== RECORDS SHOWN ==
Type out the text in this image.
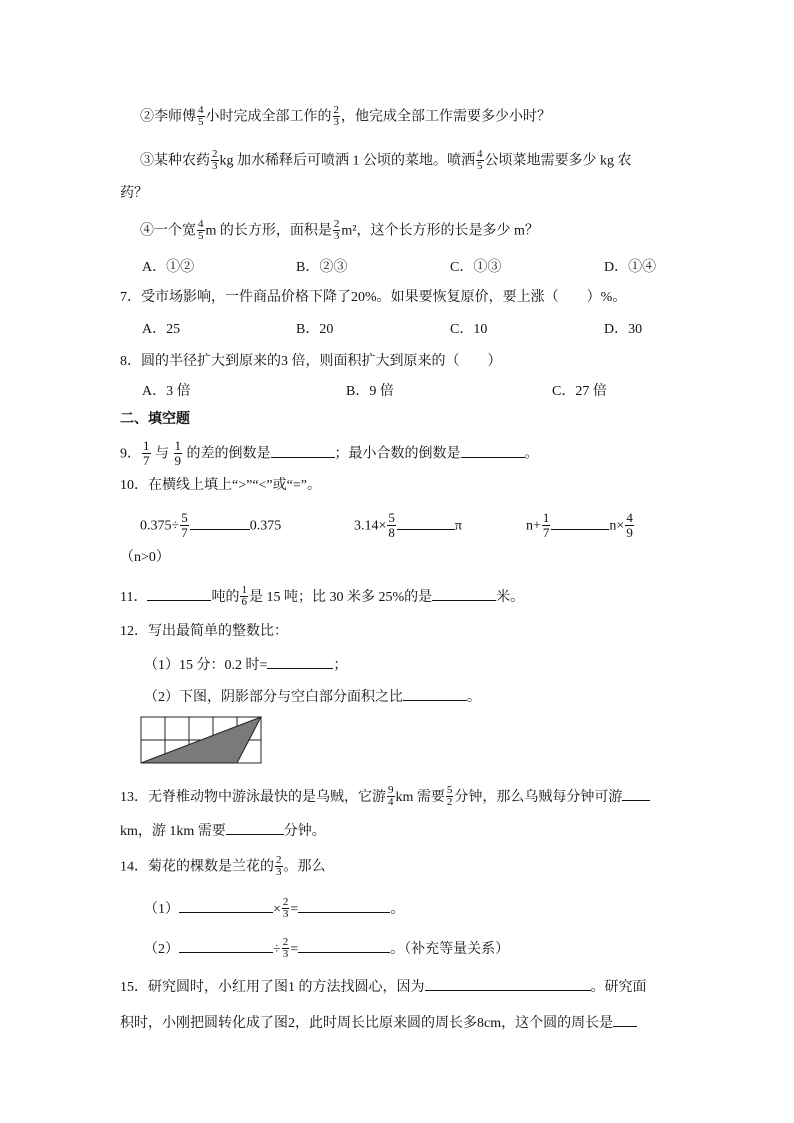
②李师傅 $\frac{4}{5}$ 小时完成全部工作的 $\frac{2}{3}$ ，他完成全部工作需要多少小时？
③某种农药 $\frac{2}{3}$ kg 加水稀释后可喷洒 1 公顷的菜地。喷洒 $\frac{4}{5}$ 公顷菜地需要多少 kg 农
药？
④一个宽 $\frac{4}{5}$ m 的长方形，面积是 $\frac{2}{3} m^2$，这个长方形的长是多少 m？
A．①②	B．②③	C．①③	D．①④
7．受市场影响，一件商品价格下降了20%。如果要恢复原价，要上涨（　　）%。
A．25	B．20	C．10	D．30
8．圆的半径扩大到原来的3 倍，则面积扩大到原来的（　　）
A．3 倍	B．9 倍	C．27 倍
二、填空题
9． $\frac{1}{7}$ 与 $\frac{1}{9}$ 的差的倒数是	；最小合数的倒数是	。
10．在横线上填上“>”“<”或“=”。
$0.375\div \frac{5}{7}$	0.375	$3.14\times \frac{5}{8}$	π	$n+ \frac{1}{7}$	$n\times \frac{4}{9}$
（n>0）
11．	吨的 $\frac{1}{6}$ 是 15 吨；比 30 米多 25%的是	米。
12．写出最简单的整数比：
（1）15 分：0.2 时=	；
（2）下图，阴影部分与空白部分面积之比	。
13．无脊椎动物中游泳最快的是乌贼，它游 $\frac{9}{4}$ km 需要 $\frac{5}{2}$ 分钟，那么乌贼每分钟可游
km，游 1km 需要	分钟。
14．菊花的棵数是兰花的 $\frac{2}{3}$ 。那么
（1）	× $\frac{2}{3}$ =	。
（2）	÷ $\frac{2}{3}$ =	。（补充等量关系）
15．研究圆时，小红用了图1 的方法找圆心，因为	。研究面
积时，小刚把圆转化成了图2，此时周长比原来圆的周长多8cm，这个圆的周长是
===
EXERCISE DESCRIPTION
Restate the whole of the material word for word without the pictures.

RESULT BELOW
Type out the text in this image.
②李师傅 $\frac{4}{5}$ 小时完成全部工作的 $\frac{2}{3}$ ，他完成全部工作需要多少小时？
③某种农药 $\frac{2}{3}$ kg 加水稀释后可喷洒 1 公顷的菜地。喷洒 $\frac{4}{5}$ 公顷菜地需要多少 kg 农
药？
④一个宽 $\frac{4}{5}$ m 的长方形，面积是 $\frac{2}{3} m^2$，这个长方形的长是多少 m？
A．①②	B．②③	C．①③	D．①④
7．受市场影响，一件商品价格下降了20%。如果要恢复原价，要上涨（　　）%。
A．25	B．20	C．10	D．30
8．圆的半径扩大到原来的3 倍，则面积扩大到原来的（　　）
A．3 倍	B．9 倍	C．27 倍
二、填空题
9． $\frac{1}{7}$ 与 $\frac{1}{9}$ 的差的倒数是	；最小合数的倒数是	。
10．在横线上填上“>”“<”或“=”。
$0.375\div \frac{5}{7}$	0.375	$3.14\times \frac{5}{8}$	π	$n+ \frac{1}{7}$	$n\times \frac{4}{9}$
（n>0）
11．	吨的 $\frac{1}{6}$ 是 15 吨；比 30 米多 25%的是	米。
12．写出最简单的整数比：
（1）15 分：0.2 时=	；
（2）下图，阴影部分与空白部分面积之比	。
13．无脊椎动物中游泳最快的是乌贼，它游 $\frac{9}{4}$ km 需要 $\frac{5}{2}$ 分钟，那么乌贼每分钟可游
km，游 1km 需要	分钟。
14．菊花的棵数是兰花的 $\frac{2}{3}$ 。那么
（1）	× $\frac{2}{3}$ =	。
（2）	÷ $\frac{2}{3}$ =	。（补充等量关系）
15．研究圆时，小红用了图1 的方法找圆心，因为	。研究面
积时，小刚把圆转化成了图2，此时周长比原来圆的周长多8cm，这个圆的周长是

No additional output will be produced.